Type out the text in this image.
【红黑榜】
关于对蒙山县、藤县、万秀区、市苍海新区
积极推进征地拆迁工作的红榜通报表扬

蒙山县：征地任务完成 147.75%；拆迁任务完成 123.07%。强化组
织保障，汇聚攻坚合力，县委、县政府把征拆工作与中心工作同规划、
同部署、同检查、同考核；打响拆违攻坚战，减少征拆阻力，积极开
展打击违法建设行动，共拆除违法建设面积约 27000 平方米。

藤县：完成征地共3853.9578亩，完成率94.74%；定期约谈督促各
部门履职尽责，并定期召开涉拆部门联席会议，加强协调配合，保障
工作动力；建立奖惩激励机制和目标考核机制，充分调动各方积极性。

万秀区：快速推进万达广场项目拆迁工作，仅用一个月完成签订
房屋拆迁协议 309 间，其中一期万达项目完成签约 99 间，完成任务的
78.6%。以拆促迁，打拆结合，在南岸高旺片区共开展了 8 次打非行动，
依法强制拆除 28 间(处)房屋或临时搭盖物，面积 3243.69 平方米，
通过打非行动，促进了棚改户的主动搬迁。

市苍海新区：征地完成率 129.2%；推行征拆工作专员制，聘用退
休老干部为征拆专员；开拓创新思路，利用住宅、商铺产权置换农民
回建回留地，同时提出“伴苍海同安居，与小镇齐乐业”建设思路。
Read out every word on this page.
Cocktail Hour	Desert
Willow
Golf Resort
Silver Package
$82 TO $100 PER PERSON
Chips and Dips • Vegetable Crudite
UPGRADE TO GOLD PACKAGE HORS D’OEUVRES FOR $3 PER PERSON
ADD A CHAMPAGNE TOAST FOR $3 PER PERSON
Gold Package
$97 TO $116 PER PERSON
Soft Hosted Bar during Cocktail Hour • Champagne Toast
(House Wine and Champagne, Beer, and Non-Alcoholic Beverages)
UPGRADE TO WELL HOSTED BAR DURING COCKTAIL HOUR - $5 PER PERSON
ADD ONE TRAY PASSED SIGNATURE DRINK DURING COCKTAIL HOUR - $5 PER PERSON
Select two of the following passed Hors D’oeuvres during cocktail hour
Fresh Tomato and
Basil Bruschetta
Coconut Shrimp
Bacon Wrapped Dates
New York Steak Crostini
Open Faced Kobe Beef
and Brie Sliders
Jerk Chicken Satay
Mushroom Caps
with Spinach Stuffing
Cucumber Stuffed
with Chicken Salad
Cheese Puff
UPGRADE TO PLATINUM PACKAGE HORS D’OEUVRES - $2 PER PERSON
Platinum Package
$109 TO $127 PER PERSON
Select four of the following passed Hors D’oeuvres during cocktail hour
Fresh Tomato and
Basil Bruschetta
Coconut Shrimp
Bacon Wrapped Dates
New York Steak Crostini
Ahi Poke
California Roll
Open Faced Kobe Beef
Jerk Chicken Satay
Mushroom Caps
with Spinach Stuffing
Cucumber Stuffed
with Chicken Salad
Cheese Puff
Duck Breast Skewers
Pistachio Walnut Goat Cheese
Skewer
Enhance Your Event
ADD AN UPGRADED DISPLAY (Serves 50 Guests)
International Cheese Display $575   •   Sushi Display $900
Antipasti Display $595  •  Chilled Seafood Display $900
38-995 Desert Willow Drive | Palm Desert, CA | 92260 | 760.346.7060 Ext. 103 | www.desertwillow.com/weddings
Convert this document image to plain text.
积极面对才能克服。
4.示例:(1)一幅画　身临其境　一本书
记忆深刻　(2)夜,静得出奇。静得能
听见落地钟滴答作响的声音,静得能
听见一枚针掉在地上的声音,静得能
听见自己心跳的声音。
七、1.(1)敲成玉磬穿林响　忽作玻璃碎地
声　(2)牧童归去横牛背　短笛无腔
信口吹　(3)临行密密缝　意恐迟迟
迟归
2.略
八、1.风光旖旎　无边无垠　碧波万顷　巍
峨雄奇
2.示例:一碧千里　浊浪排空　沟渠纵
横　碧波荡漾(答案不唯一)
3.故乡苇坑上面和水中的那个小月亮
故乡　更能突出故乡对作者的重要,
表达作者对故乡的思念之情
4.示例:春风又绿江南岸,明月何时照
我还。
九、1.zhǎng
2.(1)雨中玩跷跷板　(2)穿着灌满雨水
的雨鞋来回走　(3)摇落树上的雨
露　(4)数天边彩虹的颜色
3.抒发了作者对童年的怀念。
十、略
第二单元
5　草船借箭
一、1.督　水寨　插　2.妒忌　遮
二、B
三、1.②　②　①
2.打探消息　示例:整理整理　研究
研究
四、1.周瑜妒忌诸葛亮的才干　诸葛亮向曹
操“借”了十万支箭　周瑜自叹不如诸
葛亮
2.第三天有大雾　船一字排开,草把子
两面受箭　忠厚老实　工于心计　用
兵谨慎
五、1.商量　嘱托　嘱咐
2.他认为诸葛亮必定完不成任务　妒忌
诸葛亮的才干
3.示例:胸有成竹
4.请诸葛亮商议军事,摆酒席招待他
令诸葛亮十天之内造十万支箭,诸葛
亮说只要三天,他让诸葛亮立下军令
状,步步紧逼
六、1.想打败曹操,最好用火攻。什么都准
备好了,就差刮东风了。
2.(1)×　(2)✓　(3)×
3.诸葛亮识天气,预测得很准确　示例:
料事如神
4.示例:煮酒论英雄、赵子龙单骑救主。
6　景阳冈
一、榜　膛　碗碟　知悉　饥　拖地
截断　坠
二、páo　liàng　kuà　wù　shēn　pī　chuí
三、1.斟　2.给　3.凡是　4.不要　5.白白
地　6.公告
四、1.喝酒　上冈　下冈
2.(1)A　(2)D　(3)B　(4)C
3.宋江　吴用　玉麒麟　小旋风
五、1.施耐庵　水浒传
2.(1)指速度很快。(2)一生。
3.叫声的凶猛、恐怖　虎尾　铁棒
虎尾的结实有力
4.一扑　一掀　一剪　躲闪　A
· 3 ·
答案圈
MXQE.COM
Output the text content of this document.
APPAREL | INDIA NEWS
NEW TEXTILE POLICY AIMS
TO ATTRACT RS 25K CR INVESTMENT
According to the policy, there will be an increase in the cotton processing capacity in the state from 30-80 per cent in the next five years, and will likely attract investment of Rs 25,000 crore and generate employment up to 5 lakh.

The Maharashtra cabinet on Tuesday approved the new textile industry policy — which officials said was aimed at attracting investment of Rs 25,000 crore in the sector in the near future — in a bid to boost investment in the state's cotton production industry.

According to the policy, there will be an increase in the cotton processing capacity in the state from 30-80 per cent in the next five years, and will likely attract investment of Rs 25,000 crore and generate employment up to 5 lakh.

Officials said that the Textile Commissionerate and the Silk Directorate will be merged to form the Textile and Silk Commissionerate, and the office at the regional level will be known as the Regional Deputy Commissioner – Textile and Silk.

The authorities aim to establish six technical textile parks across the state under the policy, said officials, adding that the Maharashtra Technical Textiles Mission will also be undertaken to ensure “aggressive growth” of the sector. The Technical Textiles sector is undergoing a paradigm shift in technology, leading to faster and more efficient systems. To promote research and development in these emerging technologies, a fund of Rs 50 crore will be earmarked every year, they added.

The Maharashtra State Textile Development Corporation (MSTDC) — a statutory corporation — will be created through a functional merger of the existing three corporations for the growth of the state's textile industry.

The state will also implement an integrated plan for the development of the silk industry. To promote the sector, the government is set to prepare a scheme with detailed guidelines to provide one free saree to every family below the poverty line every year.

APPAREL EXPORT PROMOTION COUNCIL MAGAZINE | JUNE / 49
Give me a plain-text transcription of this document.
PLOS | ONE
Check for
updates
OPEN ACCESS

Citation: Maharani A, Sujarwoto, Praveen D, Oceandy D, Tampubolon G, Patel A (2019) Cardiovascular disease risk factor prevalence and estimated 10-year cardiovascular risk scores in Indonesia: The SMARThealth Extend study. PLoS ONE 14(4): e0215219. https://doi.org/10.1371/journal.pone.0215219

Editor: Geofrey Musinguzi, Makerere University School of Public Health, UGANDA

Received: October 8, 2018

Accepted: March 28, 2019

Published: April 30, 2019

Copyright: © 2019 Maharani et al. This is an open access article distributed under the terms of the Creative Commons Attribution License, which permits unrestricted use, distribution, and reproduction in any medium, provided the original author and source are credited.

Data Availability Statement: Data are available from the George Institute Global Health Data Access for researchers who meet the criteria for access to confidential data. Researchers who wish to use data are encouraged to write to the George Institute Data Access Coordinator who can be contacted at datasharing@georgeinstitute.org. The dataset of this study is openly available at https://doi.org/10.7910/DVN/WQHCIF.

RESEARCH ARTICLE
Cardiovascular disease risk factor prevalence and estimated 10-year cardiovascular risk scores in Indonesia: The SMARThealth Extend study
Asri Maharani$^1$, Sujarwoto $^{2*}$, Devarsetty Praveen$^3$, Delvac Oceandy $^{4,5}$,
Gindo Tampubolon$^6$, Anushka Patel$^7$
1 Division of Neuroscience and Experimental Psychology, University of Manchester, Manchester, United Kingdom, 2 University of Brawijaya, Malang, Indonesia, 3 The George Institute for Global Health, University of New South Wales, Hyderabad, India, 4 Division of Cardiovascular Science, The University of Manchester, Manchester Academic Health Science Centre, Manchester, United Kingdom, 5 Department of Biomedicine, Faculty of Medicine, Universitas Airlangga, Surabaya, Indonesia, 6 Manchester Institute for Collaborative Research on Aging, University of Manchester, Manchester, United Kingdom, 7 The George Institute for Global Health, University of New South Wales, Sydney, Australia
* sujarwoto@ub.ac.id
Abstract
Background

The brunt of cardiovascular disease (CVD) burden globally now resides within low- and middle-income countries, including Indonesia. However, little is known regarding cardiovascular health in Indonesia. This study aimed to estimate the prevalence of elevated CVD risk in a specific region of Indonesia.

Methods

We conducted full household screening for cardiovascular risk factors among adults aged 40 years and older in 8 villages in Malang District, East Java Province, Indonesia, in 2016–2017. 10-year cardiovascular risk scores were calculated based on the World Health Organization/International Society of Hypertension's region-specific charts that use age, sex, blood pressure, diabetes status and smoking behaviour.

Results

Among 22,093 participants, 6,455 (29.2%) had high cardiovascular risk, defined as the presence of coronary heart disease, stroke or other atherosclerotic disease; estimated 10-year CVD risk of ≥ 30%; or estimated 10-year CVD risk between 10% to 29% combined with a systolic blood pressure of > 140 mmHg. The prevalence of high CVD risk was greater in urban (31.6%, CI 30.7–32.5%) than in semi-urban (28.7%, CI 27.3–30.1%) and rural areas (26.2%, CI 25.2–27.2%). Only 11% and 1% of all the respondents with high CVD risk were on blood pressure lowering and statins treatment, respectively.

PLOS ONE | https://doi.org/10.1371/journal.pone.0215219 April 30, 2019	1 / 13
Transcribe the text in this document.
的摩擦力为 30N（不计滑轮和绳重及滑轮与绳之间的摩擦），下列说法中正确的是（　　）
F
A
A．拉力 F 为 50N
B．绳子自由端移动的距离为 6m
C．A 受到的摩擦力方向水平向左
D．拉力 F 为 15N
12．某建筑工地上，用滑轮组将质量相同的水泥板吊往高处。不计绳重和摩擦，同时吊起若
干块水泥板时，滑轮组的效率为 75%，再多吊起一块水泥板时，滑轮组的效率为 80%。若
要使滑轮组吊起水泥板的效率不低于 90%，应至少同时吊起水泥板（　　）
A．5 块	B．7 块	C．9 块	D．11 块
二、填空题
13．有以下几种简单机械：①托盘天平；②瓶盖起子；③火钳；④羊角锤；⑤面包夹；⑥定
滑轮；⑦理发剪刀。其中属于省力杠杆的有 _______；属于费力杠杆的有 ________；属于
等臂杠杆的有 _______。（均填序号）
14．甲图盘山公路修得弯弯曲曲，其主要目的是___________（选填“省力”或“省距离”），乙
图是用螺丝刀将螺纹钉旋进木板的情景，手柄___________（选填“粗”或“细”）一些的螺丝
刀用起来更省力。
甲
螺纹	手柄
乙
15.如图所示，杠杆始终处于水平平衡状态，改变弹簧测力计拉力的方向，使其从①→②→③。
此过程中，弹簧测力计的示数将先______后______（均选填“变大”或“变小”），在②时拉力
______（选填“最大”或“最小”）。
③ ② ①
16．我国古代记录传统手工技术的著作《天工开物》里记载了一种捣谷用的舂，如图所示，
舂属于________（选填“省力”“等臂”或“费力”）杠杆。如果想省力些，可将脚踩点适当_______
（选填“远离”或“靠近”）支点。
----
* [Your task]: Output only the lines from the one holding "Transcribe the text in this document." through the last line above, exactly as they appear.

* [Exercise response]:
Transcribe the text in this document.
的摩擦力为 30N（不计滑轮和绳重及滑轮与绳之间的摩擦），下列说法中正确的是（　　）
F
A
A．拉力 F 为 50N
B．绳子自由端移动的距离为 6m
C．A 受到的摩擦力方向水平向左
D．拉力 F 为 15N
12．某建筑工地上，用滑轮组将质量相同的水泥板吊往高处。不计绳重和摩擦，同时吊起若
干块水泥板时，滑轮组的效率为 75%，再多吊起一块水泥板时，滑轮组的效率为 80%。若
要使滑轮组吊起水泥板的效率不低于 90%，应至少同时吊起水泥板（　　）
A．5 块	B．7 块	C．9 块	D．11 块
二、填空题
13．有以下几种简单机械：①托盘天平；②瓶盖起子；③火钳；④羊角锤；⑤面包夹；⑥定
滑轮；⑦理发剪刀。其中属于省力杠杆的有 _______；属于费力杠杆的有 ________；属于
等臂杠杆的有 _______。（均填序号）
14．甲图盘山公路修得弯弯曲曲，其主要目的是___________（选填“省力”或“省距离”），乙
图是用螺丝刀将螺纹钉旋进木板的情景，手柄___________（选填“粗”或“细”）一些的螺丝
刀用起来更省力。
甲
螺纹	手柄
乙
15.如图所示，杠杆始终处于水平平衡状态，改变弹簧测力计拉力的方向，使其从①→②→③。
此过程中，弹簧测力计的示数将先______后______（均选填“变大”或“变小”），在②时拉力
______（选填“最大”或“最小”）。
③ ② ①
16．我国古代记录传统手工技术的著作《天工开物》里记载了一种捣谷用的舂，如图所示，
舂属于________（选填“省力”“等臂”或“费力”）杠杆。如果想省力些，可将脚踩点适当_______
（选填“远离”或“靠近”）支点。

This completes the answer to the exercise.